YOUR INSTRUCTIONS
Copy out every line in the entries below that includes "this".

* * * * * * * * *

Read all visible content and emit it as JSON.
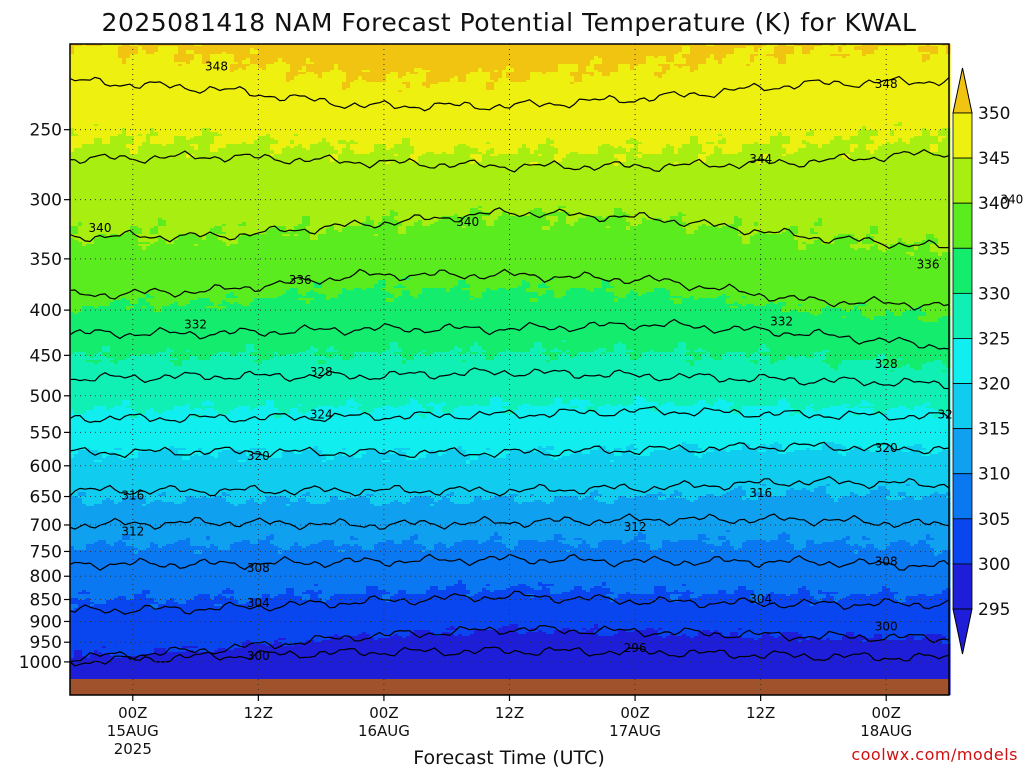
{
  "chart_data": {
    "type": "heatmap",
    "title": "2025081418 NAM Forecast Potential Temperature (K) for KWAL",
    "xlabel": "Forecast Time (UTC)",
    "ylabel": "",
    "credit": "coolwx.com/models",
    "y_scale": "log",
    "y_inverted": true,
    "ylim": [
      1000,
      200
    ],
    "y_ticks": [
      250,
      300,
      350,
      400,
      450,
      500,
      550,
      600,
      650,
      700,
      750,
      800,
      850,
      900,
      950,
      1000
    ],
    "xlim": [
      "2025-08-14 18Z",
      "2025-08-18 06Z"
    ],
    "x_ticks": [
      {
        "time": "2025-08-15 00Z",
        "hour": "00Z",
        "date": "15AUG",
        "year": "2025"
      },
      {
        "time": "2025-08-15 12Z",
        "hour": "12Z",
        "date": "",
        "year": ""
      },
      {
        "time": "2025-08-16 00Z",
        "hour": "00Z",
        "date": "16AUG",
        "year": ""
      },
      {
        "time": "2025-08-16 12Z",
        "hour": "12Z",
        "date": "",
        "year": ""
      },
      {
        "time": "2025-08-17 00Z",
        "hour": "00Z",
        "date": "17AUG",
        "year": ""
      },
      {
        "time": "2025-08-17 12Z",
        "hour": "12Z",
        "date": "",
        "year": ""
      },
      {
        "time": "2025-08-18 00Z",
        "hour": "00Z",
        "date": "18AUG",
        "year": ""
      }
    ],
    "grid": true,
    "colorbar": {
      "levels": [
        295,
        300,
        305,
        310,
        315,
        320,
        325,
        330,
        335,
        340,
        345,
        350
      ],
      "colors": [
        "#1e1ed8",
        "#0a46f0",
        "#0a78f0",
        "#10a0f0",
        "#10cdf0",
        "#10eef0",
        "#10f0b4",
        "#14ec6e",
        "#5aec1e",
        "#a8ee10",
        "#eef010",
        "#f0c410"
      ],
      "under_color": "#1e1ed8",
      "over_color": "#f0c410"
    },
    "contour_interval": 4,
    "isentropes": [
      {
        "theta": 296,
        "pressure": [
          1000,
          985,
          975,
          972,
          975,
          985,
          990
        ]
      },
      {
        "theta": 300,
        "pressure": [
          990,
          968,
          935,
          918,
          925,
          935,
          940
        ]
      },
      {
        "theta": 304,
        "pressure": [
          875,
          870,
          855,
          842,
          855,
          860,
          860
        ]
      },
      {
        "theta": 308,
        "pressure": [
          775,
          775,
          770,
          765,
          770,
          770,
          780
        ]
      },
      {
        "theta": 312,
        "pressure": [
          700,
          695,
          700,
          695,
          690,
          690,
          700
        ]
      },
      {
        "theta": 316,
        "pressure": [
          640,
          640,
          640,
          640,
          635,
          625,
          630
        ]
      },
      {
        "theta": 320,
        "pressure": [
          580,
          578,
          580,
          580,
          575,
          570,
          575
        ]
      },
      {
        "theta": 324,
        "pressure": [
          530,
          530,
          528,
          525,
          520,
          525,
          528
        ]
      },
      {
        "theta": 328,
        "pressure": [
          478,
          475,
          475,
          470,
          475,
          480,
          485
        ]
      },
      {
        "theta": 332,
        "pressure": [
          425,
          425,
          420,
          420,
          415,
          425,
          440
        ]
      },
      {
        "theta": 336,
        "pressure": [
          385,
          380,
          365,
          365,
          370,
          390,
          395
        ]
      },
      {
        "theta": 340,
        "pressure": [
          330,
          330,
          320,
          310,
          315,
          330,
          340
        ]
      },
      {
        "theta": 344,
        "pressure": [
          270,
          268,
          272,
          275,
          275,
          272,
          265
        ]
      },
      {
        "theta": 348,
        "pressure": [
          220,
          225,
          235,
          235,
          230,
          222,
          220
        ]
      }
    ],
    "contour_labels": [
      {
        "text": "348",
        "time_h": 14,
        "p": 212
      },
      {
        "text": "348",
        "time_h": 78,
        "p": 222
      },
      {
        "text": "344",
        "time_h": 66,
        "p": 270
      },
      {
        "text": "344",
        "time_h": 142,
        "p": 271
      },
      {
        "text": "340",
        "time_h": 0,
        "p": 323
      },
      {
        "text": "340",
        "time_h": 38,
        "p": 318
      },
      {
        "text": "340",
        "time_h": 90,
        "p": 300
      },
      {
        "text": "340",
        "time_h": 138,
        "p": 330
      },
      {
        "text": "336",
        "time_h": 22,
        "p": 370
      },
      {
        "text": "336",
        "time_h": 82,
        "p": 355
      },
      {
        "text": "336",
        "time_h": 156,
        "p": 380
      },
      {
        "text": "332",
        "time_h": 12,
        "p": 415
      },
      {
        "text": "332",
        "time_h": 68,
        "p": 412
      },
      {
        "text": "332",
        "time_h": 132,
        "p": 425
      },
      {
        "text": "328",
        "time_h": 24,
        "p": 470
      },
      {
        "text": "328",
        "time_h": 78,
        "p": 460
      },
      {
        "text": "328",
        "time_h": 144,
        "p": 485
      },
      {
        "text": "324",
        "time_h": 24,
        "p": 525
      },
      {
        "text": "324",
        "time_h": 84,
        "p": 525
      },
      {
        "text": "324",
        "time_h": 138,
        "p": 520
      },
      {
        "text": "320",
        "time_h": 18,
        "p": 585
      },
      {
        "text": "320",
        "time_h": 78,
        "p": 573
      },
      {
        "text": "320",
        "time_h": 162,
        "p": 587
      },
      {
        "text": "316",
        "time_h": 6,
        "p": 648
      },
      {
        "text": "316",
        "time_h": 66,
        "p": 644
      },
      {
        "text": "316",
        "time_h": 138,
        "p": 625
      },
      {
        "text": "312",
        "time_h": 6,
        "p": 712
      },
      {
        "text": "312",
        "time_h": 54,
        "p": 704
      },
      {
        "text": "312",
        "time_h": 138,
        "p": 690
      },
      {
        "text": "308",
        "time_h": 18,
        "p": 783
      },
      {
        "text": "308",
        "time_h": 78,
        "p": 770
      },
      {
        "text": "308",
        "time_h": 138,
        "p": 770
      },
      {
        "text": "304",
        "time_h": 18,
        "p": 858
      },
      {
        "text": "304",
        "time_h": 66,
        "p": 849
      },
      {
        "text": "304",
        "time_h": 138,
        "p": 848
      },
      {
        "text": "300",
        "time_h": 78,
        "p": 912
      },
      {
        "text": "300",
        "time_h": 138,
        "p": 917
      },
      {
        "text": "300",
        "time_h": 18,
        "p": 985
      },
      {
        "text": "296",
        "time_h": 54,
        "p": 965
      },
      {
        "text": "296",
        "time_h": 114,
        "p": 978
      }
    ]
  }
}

* * * * * * * * *

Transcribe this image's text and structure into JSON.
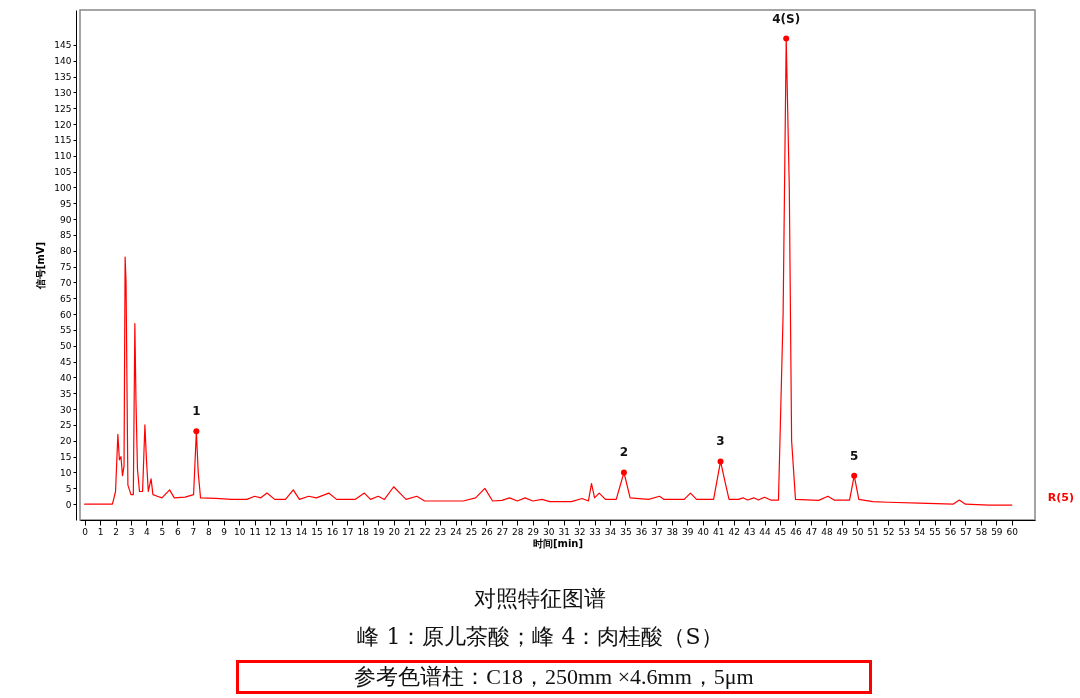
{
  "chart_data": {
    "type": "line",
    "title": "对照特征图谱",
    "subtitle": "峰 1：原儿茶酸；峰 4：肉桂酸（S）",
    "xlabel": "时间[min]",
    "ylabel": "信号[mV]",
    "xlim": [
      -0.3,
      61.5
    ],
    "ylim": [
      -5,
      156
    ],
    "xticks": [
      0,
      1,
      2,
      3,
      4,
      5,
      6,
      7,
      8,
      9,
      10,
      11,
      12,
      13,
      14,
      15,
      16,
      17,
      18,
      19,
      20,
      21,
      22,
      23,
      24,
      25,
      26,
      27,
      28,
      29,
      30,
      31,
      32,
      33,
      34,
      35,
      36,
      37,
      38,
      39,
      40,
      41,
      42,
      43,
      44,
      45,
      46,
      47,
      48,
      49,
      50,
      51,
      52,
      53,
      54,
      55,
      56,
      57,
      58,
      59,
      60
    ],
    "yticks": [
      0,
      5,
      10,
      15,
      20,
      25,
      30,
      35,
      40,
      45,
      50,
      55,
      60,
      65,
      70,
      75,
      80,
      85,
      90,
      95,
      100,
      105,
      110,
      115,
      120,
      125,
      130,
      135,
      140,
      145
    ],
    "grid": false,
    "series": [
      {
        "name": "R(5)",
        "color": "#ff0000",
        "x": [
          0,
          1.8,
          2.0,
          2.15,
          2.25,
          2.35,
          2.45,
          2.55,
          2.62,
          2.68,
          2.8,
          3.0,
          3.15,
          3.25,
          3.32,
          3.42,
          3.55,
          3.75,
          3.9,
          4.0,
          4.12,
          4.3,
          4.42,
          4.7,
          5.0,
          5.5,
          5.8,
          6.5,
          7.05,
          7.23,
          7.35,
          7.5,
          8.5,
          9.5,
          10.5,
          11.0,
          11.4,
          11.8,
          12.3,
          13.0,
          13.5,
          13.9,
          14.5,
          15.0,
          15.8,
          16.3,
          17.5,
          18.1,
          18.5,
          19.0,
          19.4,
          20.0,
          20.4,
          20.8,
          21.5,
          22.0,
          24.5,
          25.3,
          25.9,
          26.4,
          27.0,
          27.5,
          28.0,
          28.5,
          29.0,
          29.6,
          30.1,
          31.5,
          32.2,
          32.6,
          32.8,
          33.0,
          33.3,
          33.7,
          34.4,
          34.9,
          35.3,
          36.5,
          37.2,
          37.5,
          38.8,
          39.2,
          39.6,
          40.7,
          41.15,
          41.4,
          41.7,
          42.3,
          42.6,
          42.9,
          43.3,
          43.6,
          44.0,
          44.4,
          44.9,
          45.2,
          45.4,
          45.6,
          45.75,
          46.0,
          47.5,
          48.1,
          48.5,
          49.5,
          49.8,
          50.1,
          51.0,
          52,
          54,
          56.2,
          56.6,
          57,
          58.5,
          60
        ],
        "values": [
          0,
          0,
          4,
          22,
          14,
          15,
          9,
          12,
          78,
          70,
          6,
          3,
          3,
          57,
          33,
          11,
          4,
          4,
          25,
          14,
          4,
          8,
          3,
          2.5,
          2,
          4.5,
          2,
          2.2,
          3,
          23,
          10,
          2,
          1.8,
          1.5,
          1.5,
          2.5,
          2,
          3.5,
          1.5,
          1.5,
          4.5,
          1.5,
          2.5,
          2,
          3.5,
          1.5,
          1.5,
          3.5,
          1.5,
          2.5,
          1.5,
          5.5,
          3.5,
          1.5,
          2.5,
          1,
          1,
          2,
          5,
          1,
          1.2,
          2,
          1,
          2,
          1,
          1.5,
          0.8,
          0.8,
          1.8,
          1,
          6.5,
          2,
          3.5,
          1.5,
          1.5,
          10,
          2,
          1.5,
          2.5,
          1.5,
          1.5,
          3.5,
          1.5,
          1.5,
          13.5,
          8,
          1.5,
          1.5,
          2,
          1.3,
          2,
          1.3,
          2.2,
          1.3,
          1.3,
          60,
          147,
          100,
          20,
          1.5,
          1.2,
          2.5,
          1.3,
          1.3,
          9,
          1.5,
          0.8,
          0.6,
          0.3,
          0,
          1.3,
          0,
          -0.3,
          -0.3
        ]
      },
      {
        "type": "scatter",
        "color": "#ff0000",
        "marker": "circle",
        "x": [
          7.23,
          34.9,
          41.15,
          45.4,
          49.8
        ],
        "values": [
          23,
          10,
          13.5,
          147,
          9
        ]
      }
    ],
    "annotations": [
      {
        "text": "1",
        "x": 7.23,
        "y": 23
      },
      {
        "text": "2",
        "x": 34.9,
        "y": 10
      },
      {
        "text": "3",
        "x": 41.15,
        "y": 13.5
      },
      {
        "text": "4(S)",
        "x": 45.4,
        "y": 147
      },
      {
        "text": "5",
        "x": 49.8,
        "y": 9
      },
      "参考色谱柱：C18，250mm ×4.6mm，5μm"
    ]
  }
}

* * * * * * * * *

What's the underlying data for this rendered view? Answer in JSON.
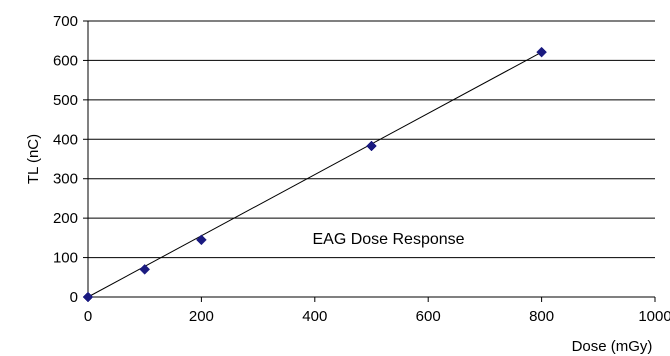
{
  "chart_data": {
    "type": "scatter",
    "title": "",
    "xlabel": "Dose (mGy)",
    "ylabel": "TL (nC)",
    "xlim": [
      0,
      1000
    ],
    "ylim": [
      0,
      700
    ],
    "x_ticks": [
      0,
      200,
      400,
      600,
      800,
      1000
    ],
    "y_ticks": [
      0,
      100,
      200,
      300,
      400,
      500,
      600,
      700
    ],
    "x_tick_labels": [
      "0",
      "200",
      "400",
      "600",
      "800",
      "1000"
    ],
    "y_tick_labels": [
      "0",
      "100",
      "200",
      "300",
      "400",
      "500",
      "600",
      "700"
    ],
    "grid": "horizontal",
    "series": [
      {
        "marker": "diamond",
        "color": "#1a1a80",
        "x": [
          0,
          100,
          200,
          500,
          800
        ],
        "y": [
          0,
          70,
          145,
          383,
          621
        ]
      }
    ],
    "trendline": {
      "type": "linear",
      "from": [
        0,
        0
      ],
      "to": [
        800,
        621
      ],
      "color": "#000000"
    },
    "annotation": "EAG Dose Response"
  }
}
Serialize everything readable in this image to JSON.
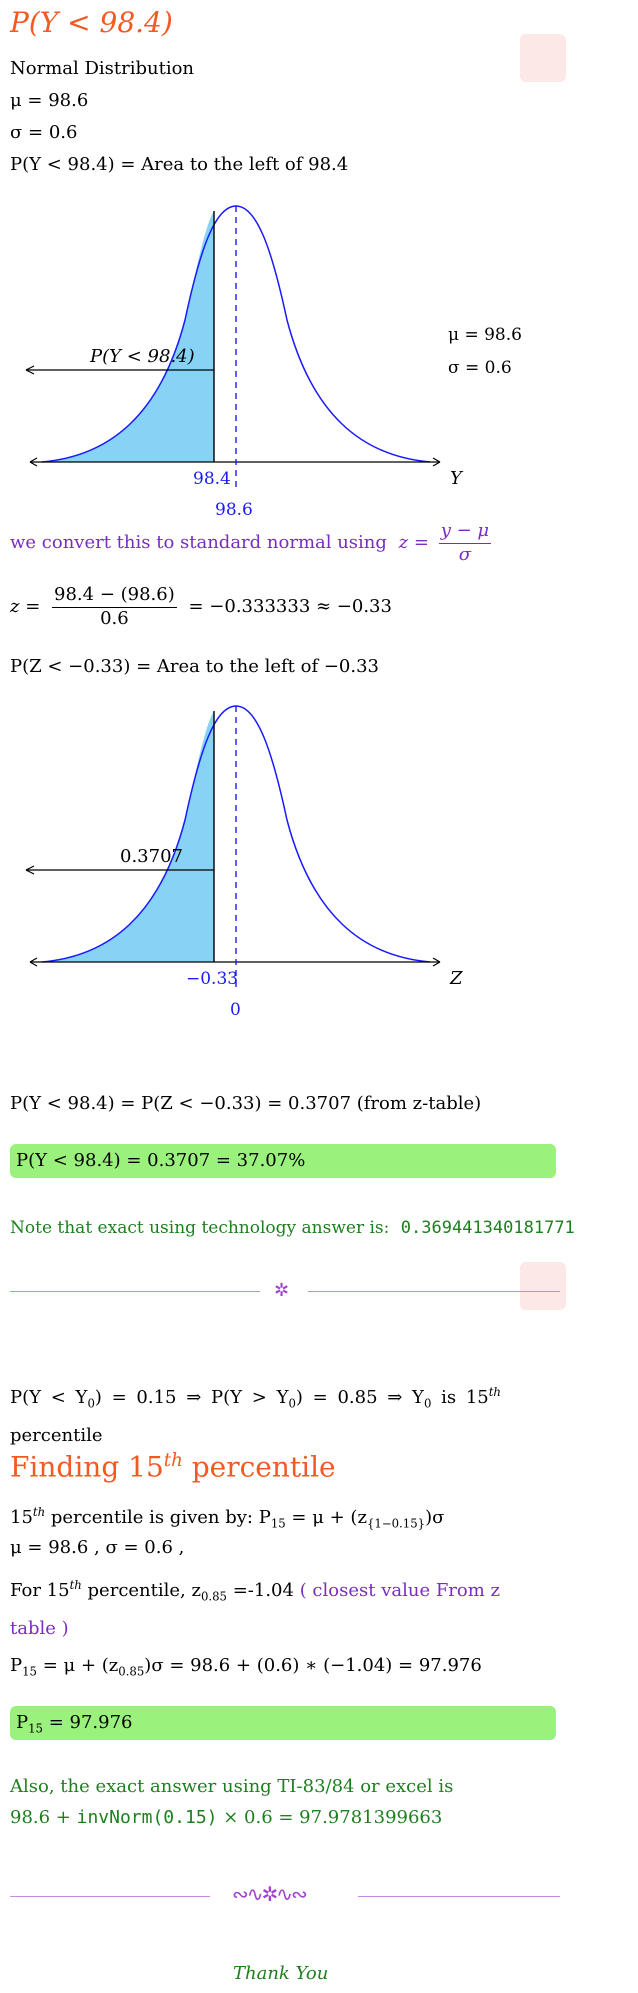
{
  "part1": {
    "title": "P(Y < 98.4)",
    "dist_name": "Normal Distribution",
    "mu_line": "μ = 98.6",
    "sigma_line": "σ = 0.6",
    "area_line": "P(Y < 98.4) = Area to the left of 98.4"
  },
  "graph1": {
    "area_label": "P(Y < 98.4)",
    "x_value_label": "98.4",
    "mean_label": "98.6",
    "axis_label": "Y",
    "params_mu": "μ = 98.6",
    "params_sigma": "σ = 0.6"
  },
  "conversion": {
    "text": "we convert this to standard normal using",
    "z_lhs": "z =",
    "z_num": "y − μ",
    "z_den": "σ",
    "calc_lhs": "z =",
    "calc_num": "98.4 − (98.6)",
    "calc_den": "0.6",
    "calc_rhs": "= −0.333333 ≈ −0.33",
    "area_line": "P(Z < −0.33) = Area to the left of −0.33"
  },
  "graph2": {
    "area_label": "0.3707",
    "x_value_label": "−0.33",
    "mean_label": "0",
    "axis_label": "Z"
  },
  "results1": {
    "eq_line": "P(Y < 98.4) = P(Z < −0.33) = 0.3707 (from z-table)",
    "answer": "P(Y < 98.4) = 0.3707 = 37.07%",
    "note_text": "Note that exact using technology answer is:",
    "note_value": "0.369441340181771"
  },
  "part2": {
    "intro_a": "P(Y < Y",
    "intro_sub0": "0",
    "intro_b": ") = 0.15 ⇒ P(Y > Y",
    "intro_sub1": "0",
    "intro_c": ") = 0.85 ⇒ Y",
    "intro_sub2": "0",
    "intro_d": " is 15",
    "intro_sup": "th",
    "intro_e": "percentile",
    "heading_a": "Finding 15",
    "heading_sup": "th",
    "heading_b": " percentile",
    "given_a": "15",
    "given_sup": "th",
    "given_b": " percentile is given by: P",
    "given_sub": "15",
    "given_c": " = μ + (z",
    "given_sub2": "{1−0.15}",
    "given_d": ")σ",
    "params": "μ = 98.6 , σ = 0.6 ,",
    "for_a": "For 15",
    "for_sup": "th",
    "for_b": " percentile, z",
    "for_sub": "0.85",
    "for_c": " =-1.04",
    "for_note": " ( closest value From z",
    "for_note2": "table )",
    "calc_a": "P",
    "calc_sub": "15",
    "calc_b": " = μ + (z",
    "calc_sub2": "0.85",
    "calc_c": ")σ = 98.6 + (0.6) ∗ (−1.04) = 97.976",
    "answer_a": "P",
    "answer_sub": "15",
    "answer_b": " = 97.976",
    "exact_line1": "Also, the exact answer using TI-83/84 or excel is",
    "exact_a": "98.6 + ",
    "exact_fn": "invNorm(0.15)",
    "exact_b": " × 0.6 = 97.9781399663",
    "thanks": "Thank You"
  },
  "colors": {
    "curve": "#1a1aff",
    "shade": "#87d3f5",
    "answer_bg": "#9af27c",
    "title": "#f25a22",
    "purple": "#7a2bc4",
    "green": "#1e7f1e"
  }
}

* * * * * * * * *

OUTPUT BELOW
Transcribe this image's text and structure into JSON.
What's the underlying data for this rendered view? Answer in JSON.
Serialize everything readable in this image to JSON.
    "text": "we convert this to standard normal using",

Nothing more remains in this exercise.